The UK Government published its proposals for the institutional framework for EMR in December 2011. It is proposing to ask the System Operator within National Grid to implement both the CfD-FiT (ie to act as the contract counterparty) and the Capacity Market. Discussions between Government and National Grid are underway with a view to agreeing precisely how the System Operator will fulfil this role and the exact nature of the relationship between Government and the System Operator.xiv

David Simpson, global head of mergers and acquisitions at KPMG, says he expects the UK government to offer 35-year deals which could be illegal state aid under European Union competition rules.xv

The issue of whether CfD-FiTs would amount to subsidy may be answered shortly if the Government follows through on its indications that it anticipates making a Phase II State Aid application for any interim CfD. This means the Government will ask the European Commission for permission to introduce the CfD-FiTs—in other words it believes they will count as a subsidy to nuclear, but may be a permitted exemption.xvi

The NFLA notes that Fiona Hall MEP, leader of the Liberal-Democrat group in the European Parliament, says she has no doubt the CfD-FiT is a subsidy.xvii She has called for Liberal Democrats to speak out against this public subsidy for nuclear energy, which she argues goes completely against the Coalition Government Agreement.

──────

*SHORT TASK 1*: Output the passage on the CfD-FiT between "The NFLA notes" and "Coalition Government Agreement.", inclusive.
*SHORT TASK 2*: Decide whether each statement below agrees with the passage on the CfD-FiT, answering yes or no and quoting the deciding words of the passage: (a) The UK Government published its proposals for the institutional framework for EMR in December 2011. (b) David Simpson expects the UK government to offer 25-year deals. (c) Fiona Hall is leader of the Conservative group in the European Parliament.

*DATA SUPPLIED*:

──────

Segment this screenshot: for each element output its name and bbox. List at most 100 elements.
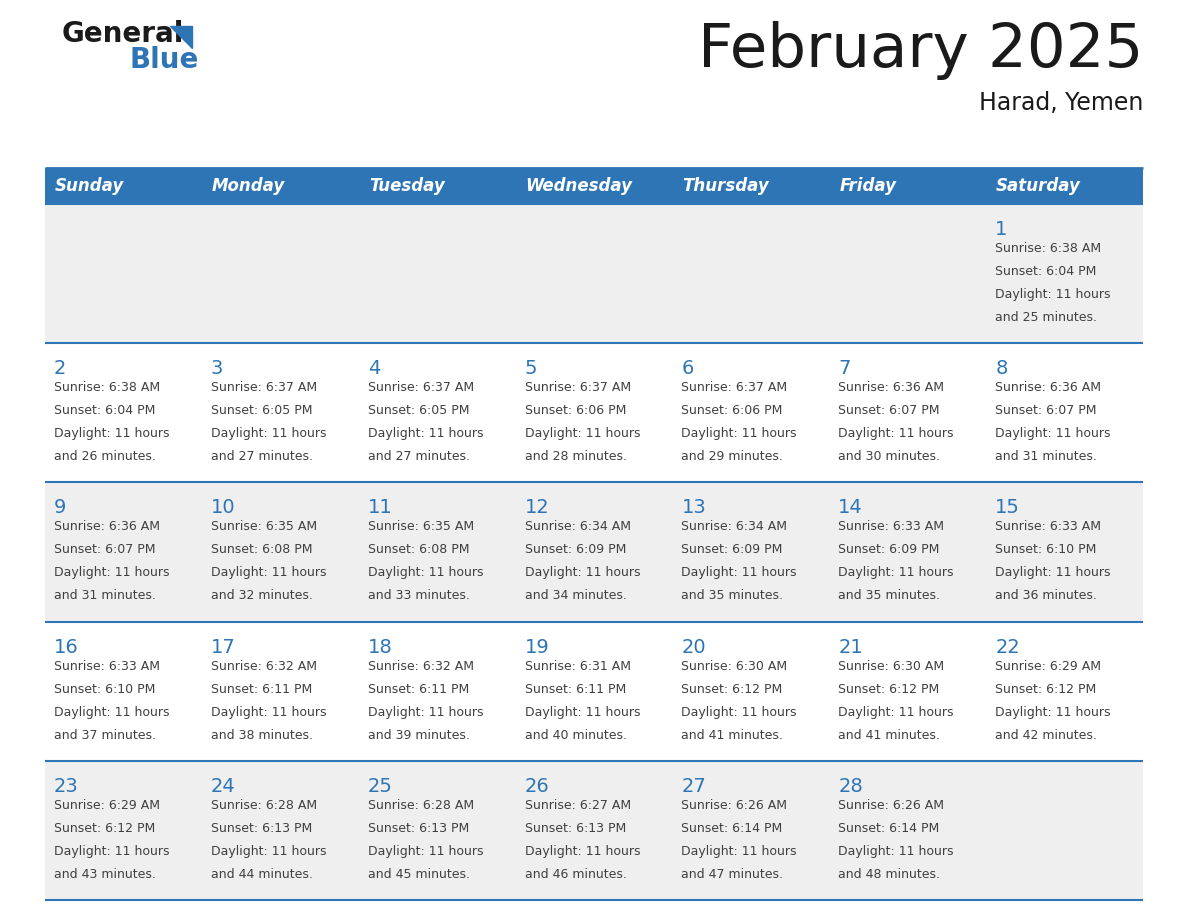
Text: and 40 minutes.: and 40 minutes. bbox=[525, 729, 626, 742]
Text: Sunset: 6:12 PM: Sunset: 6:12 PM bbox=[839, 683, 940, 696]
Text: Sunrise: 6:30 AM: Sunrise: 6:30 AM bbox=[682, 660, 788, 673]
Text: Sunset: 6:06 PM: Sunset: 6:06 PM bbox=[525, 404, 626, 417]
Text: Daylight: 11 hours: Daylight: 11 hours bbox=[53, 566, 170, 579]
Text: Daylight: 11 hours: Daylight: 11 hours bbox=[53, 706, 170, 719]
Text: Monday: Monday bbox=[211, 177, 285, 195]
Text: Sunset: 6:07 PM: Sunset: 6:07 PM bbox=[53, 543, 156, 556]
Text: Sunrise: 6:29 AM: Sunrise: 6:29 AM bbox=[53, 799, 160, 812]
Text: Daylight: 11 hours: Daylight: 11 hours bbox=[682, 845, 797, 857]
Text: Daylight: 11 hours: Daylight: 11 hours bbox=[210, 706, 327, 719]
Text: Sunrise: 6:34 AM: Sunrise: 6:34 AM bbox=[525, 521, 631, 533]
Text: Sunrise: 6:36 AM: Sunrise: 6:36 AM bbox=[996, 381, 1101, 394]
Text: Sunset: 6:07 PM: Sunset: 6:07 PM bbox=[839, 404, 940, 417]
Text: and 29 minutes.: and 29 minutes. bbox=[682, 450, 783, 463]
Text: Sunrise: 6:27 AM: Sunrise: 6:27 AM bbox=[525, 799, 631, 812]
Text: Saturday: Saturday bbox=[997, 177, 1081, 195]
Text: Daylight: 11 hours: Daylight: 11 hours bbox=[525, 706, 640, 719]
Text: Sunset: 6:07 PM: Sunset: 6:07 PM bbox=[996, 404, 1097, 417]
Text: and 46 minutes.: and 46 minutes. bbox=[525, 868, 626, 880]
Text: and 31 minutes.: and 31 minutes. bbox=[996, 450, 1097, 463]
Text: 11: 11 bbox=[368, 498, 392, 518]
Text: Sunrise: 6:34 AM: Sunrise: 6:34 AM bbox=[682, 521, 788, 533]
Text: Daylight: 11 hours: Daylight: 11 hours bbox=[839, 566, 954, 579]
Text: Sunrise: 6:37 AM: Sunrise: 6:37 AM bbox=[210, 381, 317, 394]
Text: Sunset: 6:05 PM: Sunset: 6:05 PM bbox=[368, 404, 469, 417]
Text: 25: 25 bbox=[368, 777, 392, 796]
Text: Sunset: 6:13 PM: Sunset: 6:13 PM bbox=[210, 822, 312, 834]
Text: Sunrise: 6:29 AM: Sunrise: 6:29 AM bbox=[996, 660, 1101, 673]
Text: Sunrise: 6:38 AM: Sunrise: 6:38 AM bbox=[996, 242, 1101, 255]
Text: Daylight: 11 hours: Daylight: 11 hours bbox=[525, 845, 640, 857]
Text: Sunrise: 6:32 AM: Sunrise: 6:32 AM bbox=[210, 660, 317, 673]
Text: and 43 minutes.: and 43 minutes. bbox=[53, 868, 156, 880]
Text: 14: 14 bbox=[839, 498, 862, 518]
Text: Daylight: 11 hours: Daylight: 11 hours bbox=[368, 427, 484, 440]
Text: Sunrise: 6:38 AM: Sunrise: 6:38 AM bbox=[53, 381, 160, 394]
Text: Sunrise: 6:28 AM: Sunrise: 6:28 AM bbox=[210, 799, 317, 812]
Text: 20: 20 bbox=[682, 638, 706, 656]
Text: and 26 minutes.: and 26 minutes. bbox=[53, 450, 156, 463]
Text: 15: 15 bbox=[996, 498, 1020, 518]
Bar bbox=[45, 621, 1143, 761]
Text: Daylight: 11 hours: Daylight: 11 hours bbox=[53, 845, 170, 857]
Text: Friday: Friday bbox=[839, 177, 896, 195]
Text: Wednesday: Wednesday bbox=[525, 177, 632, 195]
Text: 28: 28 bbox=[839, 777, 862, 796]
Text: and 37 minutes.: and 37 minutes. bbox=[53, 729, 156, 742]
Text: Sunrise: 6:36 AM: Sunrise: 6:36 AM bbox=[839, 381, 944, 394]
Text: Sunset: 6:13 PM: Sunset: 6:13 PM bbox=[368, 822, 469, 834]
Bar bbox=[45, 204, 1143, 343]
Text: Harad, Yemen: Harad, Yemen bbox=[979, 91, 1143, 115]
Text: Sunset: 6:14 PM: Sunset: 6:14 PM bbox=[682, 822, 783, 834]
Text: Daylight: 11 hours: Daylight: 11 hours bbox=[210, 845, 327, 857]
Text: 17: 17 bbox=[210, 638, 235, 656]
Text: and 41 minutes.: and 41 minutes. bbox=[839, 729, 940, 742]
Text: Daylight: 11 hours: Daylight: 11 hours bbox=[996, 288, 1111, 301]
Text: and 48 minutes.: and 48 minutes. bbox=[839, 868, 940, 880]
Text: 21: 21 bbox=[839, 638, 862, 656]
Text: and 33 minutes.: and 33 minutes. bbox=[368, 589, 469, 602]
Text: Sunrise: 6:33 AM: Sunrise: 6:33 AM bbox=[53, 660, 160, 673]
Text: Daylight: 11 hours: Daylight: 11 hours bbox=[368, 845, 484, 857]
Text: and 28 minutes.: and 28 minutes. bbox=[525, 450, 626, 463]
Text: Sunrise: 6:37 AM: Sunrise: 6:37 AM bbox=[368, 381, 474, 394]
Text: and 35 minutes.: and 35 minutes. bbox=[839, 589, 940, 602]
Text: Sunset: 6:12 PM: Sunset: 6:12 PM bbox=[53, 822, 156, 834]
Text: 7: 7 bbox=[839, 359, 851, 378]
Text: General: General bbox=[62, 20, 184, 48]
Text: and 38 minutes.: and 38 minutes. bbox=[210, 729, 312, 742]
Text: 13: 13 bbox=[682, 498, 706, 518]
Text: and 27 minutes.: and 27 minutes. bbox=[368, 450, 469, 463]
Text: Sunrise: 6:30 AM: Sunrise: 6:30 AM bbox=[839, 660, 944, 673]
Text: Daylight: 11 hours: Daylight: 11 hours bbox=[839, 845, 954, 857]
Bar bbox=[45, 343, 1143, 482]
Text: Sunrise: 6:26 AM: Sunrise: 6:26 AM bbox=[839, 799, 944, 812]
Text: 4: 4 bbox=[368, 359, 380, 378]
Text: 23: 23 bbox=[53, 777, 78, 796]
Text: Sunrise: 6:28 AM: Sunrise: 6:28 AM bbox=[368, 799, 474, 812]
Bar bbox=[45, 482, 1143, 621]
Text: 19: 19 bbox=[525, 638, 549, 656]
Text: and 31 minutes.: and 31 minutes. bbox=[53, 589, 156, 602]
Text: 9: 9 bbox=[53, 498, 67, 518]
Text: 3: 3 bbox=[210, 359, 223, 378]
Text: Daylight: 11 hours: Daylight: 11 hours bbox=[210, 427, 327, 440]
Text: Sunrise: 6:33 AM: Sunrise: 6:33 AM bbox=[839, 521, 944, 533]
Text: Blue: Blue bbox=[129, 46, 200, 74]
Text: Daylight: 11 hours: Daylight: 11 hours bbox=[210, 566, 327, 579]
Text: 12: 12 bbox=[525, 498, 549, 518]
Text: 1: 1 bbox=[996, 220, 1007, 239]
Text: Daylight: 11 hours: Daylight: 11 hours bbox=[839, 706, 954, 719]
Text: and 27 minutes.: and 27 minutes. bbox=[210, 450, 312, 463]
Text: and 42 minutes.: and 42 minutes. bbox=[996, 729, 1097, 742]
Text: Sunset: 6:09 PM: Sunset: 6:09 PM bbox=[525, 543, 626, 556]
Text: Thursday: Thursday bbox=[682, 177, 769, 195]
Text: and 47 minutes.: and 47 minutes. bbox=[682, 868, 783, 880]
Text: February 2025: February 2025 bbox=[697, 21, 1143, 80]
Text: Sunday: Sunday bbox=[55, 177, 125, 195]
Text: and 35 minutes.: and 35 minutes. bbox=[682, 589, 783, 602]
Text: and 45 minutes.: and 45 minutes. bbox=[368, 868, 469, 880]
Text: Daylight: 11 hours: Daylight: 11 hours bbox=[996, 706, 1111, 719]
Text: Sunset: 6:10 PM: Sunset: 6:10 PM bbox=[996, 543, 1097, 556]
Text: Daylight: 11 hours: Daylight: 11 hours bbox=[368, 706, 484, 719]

──────

*WRITTEN RESPONSE 1*:
The NFLA notes that Fiona Hall MEP, leader of the Liberal-Democrat group in the European Parliament, says she has no doubt the CfD-FiT is a subsidy.xvii She has called for Liberal Democrats to speak out against this public subsidy for nuclear energy, which she argues goes completely against the Coalition Government Agreement.

*WRITTEN RESPONSE 2*:
(a) Yes: "The UK Government published its proposals for the institutional framework for EMR in December 2011."
(b) No: "he expects the UK government to offer 35-year deals"
(c) No: "leader of the Liberal-Democrat group in the European Parliament"